(Items from a data source)

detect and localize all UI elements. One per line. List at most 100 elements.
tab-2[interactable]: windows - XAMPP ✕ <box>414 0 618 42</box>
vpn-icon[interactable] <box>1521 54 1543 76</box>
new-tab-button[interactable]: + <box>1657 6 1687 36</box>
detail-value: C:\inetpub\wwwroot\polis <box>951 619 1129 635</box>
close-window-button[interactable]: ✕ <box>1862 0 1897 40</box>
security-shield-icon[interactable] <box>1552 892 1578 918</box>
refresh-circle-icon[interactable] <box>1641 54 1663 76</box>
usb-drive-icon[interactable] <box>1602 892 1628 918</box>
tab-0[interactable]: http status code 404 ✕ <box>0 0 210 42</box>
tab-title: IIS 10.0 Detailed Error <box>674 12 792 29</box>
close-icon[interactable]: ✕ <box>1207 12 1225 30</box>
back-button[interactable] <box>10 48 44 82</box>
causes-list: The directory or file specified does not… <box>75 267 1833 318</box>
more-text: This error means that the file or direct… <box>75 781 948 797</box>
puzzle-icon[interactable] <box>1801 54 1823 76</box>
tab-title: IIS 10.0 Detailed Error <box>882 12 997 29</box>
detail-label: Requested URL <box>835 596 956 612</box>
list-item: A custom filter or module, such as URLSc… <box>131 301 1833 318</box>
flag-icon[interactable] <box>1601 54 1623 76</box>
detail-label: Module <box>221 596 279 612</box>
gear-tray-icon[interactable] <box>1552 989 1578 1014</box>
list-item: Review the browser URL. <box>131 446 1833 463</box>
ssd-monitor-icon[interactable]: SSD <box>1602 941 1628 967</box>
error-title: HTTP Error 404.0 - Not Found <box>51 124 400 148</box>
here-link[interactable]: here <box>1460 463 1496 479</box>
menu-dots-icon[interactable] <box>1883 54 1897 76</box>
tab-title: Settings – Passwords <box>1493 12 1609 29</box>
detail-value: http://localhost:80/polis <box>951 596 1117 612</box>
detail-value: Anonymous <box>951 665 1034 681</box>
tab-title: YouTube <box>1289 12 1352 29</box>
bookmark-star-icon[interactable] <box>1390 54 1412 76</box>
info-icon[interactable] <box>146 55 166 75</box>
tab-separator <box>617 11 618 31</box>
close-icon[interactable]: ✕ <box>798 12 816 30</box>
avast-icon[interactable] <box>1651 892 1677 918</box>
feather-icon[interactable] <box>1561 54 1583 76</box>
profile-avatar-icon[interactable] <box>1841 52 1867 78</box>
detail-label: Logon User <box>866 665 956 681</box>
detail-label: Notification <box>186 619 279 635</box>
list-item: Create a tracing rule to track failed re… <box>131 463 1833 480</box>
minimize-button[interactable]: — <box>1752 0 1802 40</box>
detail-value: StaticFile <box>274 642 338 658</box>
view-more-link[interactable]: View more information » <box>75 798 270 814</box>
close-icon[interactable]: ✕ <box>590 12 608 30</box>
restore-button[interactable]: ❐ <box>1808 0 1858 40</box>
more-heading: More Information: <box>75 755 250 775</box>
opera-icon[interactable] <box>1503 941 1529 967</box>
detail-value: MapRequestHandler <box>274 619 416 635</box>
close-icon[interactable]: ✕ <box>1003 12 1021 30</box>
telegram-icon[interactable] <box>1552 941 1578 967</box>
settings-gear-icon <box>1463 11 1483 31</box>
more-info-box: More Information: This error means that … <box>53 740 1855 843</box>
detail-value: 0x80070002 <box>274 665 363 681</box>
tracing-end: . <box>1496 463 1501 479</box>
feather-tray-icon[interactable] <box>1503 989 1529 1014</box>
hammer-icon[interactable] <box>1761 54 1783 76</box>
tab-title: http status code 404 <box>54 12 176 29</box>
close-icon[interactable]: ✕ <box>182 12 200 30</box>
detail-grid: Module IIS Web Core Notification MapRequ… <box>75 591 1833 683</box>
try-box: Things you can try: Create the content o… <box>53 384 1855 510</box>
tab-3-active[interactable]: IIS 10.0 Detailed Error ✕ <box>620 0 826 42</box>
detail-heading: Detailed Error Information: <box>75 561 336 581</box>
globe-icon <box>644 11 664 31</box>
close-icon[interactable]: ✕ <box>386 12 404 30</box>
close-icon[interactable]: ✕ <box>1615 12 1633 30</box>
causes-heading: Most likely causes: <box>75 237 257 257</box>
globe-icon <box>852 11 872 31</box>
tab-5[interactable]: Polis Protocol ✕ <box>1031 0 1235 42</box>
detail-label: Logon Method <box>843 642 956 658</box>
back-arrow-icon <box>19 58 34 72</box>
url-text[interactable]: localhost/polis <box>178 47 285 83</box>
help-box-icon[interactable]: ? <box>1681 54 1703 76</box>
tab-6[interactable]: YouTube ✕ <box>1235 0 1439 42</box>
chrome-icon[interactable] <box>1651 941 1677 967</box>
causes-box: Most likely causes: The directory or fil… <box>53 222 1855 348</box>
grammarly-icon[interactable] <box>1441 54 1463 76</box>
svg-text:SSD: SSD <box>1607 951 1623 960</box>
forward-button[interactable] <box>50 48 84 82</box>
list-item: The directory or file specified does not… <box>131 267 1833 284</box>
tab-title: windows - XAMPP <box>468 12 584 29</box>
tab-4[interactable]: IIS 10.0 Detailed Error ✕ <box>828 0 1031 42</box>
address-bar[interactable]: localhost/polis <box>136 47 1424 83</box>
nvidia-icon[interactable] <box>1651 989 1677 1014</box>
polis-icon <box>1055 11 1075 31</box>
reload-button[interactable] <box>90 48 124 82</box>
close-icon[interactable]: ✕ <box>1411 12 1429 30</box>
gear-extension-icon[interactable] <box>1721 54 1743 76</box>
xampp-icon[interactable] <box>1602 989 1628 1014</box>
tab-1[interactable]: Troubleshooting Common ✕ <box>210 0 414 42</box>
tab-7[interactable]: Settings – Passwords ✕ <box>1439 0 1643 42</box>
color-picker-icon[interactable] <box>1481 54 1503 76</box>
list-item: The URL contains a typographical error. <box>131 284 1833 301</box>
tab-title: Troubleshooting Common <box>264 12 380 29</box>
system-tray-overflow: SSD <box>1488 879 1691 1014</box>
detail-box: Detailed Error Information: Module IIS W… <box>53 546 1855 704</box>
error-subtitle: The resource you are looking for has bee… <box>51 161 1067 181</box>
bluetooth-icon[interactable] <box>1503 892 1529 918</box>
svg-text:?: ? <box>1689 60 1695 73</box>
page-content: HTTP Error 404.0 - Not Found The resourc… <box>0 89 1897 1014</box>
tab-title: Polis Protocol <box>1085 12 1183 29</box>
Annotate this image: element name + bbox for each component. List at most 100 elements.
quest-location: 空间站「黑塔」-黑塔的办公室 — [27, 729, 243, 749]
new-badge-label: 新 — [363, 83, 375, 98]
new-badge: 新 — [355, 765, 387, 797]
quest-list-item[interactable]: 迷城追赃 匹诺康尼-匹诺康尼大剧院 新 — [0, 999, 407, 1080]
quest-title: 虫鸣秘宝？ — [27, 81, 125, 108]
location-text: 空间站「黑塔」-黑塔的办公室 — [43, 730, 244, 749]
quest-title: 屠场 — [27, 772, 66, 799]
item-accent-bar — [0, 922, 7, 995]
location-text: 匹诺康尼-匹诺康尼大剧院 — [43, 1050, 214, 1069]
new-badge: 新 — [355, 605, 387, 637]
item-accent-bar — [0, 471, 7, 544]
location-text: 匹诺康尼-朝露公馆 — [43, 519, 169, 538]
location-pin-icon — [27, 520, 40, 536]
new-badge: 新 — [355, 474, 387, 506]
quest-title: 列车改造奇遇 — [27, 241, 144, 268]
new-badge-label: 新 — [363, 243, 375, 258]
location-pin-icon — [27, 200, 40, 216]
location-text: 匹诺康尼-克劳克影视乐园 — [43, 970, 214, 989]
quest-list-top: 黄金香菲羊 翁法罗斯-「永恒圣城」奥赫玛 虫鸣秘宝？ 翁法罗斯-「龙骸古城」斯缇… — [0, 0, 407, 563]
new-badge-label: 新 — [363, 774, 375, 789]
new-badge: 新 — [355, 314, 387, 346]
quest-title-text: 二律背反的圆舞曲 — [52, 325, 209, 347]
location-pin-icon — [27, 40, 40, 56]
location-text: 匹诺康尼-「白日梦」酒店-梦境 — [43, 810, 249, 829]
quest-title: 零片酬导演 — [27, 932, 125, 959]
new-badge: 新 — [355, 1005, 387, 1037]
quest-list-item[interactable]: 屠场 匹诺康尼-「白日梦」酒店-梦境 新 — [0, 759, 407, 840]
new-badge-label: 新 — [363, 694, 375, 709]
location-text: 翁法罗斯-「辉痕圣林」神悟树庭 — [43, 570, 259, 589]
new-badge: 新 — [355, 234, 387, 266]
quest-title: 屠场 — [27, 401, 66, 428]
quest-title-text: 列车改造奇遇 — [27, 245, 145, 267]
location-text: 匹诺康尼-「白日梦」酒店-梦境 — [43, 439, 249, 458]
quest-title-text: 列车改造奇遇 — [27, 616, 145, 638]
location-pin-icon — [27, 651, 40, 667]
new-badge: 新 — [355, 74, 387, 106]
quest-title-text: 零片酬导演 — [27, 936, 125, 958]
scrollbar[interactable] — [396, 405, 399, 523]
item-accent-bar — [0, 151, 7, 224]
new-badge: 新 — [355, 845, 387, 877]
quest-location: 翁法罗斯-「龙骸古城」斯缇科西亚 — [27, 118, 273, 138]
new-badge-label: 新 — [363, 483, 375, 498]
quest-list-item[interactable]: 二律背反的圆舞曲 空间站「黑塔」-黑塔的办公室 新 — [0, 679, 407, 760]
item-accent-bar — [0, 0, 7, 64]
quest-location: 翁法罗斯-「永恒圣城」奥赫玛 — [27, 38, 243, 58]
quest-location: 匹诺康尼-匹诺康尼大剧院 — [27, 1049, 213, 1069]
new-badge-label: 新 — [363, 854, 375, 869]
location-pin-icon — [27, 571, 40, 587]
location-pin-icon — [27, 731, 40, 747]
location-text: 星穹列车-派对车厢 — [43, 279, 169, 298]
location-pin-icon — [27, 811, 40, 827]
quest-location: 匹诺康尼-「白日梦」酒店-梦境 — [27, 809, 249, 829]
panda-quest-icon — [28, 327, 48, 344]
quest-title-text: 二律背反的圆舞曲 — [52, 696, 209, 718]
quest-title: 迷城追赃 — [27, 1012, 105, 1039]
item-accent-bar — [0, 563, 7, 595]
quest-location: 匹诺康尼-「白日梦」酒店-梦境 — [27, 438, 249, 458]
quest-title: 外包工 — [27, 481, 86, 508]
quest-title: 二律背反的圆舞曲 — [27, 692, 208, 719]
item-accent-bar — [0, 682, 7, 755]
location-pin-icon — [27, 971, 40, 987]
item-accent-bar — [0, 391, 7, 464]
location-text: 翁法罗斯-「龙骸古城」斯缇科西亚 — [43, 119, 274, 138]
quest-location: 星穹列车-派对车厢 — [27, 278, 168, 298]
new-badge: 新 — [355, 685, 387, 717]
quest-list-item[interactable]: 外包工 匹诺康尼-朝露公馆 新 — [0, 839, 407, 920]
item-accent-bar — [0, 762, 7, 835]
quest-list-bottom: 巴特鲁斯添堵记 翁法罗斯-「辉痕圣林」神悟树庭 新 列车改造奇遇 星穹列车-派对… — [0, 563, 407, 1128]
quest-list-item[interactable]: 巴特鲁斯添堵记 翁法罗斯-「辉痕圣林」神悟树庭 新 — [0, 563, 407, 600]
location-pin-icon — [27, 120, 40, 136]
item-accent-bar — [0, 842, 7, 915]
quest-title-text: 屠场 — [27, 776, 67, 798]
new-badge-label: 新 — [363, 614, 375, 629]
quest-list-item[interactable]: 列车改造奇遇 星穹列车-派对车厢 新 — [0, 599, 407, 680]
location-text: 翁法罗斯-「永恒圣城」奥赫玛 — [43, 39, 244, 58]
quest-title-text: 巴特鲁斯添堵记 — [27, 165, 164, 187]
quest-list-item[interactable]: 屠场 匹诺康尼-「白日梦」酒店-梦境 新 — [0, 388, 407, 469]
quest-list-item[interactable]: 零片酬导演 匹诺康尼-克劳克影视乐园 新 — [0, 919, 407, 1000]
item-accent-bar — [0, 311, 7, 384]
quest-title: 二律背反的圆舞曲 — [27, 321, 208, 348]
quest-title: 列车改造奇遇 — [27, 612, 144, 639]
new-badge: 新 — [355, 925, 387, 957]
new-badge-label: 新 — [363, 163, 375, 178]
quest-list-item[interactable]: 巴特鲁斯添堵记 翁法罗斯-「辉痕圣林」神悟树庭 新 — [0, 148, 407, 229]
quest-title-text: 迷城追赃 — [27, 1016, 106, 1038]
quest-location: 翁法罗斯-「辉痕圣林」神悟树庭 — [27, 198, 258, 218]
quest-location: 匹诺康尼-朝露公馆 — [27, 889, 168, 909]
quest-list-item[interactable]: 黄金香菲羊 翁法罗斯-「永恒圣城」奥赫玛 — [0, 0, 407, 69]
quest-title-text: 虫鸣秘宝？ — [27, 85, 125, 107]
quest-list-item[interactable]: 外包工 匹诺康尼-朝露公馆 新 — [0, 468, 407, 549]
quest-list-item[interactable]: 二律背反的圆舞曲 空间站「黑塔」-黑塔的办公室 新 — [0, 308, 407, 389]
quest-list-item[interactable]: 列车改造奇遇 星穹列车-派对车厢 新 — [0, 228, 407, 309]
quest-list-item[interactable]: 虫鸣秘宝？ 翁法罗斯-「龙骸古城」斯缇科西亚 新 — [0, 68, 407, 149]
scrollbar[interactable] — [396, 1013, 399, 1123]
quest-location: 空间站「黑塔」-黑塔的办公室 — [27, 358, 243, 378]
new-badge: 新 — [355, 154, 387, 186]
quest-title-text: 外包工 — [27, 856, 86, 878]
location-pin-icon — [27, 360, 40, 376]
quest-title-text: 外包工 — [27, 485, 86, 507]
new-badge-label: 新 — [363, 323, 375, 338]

**Goal**
Substitute "proxy-icon" for "vpn-icon" in the stretch from the start of the entries through the line containing "security-shield-icon[interactable] <box>1552 892", and give those lines again with nothing else changed.

**Solution for this exercise**
detect and localize all UI elements. One per line. List at most 100 elements.
tab-2[interactable]: windows - XAMPP ✕ <box>414 0 618 42</box>
proxy-icon[interactable] <box>1521 54 1543 76</box>
new-tab-button[interactable]: + <box>1657 6 1687 36</box>
detail-value: C:\inetpub\wwwroot\polis <box>951 619 1129 635</box>
close-window-button[interactable]: ✕ <box>1862 0 1897 40</box>
security-shield-icon[interactable] <box>1552 892 1578 918</box>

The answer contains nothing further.